What to do: Copy every line that mentions the word "into".

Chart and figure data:
===
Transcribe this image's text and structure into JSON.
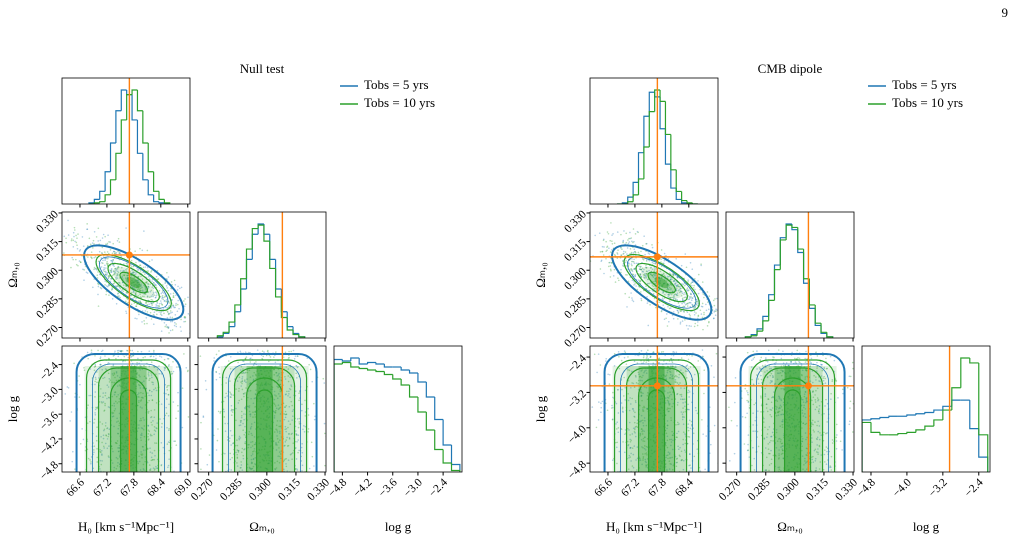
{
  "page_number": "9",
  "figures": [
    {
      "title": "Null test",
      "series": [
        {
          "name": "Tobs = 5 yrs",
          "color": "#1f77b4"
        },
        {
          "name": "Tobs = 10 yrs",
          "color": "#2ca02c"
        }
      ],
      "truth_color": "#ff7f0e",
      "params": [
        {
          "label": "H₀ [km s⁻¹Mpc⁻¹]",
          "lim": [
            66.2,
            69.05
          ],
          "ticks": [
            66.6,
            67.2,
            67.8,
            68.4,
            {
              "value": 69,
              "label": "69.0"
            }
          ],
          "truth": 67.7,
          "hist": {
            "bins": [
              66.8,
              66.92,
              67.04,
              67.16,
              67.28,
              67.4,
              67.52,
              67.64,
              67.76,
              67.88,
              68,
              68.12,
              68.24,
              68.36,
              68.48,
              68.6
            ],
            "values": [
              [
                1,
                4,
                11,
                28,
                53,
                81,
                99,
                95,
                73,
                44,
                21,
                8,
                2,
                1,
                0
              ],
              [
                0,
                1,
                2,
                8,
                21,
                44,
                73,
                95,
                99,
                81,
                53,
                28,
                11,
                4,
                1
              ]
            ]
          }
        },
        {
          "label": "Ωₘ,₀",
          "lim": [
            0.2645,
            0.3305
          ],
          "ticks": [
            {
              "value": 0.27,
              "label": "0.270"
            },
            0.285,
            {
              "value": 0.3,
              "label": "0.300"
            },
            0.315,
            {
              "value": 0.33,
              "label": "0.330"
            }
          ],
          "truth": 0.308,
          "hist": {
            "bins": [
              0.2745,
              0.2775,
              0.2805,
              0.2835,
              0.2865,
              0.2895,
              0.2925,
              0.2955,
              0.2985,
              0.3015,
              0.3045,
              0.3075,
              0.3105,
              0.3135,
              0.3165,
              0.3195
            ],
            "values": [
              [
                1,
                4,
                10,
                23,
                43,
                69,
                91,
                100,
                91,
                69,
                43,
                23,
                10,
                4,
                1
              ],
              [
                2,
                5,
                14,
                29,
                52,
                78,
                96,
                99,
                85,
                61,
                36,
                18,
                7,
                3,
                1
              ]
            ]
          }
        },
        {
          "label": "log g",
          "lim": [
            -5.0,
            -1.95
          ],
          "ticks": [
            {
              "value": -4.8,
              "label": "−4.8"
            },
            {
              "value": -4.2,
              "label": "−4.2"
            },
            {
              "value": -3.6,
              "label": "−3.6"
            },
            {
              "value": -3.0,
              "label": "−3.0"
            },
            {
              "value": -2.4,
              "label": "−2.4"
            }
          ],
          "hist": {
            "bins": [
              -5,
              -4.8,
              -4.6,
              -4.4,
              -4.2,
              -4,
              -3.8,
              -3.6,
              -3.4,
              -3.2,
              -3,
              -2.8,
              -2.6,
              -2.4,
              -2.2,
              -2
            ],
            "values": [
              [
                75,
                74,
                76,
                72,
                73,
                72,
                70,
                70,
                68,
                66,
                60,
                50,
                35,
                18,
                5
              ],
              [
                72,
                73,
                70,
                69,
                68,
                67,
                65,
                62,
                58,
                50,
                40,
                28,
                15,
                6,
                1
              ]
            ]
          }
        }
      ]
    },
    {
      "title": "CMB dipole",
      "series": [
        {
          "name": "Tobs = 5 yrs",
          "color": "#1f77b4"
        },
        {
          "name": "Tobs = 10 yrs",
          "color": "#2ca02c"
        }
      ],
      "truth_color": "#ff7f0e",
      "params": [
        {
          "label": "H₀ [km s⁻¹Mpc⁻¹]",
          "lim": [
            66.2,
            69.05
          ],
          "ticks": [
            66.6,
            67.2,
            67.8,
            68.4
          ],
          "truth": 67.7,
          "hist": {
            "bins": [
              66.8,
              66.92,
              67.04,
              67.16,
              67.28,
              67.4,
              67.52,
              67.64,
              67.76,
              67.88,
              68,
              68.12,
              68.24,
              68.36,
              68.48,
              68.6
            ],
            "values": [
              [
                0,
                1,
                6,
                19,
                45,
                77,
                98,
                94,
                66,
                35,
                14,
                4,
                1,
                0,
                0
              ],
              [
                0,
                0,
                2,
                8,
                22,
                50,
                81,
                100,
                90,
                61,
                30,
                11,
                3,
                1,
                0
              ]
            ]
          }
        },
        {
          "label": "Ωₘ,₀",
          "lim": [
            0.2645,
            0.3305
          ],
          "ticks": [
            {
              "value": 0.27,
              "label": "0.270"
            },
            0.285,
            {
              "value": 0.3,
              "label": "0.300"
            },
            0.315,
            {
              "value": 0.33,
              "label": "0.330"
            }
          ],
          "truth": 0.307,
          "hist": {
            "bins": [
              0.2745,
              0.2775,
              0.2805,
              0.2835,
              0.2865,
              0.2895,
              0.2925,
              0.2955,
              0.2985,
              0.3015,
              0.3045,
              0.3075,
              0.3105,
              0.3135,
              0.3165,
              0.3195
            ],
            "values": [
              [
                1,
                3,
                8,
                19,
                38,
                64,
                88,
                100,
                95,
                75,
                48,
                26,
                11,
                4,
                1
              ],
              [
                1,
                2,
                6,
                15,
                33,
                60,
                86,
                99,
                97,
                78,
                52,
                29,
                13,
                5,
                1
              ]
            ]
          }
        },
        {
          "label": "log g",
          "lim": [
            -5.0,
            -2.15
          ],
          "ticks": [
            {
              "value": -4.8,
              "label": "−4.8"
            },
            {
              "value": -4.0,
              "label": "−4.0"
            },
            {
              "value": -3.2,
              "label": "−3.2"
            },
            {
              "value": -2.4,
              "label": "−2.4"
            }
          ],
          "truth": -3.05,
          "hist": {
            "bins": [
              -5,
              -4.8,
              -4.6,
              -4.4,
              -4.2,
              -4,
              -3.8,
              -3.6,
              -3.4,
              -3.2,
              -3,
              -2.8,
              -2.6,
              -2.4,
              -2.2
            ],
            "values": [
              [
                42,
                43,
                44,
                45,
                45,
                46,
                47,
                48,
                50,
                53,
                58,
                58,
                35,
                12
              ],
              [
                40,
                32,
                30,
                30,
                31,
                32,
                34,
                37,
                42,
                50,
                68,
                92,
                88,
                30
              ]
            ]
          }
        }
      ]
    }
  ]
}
===
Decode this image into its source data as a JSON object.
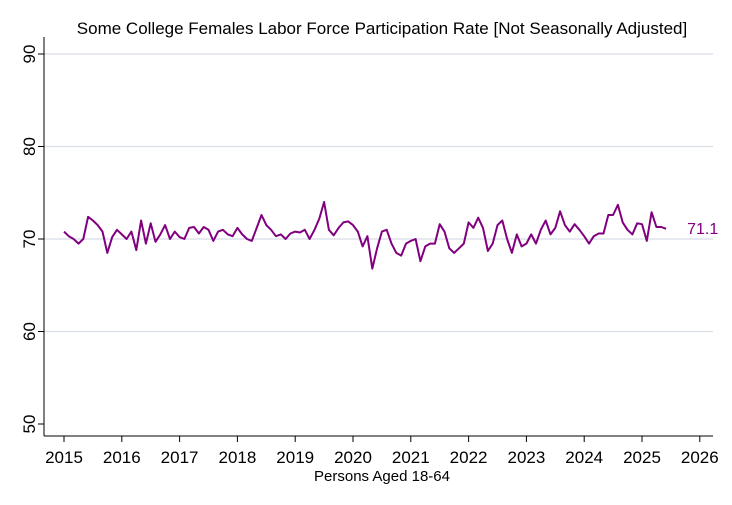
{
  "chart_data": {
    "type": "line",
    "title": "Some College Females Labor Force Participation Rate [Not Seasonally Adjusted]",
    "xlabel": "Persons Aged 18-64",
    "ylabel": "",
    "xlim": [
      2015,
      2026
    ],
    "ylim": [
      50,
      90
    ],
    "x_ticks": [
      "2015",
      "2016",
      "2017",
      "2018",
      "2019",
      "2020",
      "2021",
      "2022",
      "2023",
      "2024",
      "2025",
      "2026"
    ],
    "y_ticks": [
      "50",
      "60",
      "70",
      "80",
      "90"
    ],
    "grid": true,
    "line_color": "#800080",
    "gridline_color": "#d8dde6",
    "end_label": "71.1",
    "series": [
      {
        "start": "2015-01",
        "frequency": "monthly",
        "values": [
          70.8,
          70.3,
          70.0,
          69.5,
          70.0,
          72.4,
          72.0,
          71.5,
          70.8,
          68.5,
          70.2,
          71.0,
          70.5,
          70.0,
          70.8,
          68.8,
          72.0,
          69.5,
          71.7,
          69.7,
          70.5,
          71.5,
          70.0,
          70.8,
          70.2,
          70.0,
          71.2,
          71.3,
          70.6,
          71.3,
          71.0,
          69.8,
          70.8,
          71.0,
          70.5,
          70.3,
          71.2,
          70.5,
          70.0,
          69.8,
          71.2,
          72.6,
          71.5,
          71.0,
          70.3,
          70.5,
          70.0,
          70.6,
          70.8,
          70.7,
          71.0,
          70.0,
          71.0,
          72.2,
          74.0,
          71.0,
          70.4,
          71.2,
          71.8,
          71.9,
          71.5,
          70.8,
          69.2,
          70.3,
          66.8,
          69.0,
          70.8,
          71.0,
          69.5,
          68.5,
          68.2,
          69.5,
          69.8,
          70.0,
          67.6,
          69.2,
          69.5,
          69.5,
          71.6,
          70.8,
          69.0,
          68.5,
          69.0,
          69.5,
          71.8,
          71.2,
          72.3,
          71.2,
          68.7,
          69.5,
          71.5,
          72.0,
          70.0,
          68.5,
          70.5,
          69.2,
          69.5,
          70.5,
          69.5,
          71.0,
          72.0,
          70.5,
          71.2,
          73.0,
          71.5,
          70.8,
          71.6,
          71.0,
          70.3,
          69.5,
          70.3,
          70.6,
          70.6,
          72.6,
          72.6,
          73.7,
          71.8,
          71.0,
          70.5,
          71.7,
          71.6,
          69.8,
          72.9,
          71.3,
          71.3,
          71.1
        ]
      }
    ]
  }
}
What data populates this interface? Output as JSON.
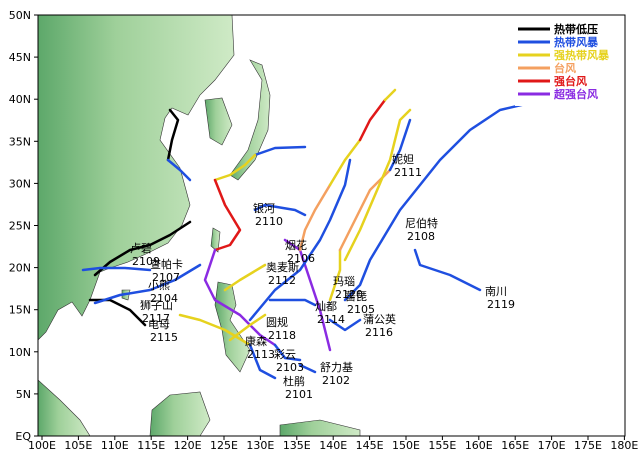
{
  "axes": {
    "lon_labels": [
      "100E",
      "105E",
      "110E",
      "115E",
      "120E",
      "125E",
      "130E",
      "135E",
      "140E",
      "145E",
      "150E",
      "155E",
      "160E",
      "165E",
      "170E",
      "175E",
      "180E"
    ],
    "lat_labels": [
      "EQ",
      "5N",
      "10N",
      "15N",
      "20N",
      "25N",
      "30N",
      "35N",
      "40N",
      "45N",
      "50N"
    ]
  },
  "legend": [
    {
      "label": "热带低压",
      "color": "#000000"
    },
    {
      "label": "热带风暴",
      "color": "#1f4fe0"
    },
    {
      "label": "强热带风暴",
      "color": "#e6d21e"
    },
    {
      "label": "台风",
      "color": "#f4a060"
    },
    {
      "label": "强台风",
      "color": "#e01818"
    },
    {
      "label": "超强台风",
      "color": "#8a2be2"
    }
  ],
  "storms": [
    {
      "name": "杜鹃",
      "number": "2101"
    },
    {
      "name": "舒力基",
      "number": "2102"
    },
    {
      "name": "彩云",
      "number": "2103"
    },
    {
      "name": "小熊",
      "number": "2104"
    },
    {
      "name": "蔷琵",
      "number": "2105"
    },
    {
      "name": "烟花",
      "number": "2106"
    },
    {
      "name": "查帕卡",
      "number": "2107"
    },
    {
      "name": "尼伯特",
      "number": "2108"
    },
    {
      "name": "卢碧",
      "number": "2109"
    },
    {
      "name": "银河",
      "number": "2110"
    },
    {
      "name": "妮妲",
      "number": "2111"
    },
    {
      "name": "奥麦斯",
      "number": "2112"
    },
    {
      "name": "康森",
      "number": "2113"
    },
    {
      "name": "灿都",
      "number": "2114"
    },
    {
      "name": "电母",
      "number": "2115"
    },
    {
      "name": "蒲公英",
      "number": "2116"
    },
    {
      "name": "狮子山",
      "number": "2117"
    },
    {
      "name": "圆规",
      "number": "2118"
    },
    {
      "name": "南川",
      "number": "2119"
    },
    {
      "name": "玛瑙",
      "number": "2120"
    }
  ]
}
===
Answer for this exercise:
Transcribe this image's text and structure into JSON.
Decode this image into its source data as a JSON object.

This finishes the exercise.